**Written exercise**: Filter the lines below, copying only those with the string "size".

**Data excerpts**:
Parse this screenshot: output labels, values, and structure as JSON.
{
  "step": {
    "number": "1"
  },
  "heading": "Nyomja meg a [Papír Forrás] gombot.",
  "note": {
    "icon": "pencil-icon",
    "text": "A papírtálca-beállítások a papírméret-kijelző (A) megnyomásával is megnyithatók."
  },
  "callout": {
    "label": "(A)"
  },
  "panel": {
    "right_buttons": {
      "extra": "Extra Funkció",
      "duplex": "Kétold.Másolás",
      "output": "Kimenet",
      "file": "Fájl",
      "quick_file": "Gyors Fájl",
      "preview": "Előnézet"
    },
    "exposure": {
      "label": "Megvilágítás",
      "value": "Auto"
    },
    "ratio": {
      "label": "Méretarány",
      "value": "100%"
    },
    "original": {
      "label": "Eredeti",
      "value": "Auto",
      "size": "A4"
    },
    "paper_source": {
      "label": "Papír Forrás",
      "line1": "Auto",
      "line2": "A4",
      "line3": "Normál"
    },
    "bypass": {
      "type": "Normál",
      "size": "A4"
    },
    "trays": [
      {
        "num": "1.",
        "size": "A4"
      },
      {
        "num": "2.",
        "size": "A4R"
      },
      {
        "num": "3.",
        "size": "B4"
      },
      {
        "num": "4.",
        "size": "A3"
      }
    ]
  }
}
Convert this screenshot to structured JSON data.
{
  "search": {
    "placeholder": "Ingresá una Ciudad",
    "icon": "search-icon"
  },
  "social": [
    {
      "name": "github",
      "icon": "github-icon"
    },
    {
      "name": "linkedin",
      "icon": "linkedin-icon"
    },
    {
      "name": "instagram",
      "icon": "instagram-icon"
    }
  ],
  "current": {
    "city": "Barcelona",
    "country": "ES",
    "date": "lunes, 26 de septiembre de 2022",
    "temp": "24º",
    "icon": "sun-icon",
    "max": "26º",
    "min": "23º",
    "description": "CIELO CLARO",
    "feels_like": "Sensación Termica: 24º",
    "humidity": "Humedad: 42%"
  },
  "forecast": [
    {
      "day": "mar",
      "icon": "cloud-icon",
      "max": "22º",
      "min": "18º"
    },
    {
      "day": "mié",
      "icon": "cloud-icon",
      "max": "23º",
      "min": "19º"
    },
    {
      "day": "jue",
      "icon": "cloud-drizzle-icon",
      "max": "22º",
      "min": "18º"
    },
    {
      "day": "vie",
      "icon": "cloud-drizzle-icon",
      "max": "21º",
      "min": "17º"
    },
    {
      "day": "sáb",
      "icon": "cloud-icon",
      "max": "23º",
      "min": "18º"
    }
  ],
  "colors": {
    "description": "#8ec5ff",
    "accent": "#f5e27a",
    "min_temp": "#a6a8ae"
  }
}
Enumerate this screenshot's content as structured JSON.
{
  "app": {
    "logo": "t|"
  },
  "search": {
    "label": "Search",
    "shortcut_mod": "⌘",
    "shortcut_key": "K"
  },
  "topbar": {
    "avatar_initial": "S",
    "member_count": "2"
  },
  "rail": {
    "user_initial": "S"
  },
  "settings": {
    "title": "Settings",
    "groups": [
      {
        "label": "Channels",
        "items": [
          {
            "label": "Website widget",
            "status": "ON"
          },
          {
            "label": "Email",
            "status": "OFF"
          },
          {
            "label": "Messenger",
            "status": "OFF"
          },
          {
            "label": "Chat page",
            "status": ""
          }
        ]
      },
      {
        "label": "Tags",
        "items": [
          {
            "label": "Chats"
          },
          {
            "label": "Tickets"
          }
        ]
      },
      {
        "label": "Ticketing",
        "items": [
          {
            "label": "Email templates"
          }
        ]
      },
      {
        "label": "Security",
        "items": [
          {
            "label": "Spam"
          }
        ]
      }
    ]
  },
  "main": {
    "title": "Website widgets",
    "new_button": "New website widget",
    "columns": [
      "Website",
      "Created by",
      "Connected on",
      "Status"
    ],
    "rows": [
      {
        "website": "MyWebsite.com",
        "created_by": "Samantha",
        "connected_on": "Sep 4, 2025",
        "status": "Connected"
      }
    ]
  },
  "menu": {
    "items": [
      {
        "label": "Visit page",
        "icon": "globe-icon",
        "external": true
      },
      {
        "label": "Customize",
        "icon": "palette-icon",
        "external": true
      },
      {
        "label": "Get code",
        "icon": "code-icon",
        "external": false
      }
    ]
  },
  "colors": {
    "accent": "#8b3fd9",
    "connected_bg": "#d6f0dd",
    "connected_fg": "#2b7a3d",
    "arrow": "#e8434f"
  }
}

**Response to this task**:
      "size": "A4"
      "size": "A4"
        "size": "A4"
        "size": "A4R"
        "size": "B4"
        "size": "A3"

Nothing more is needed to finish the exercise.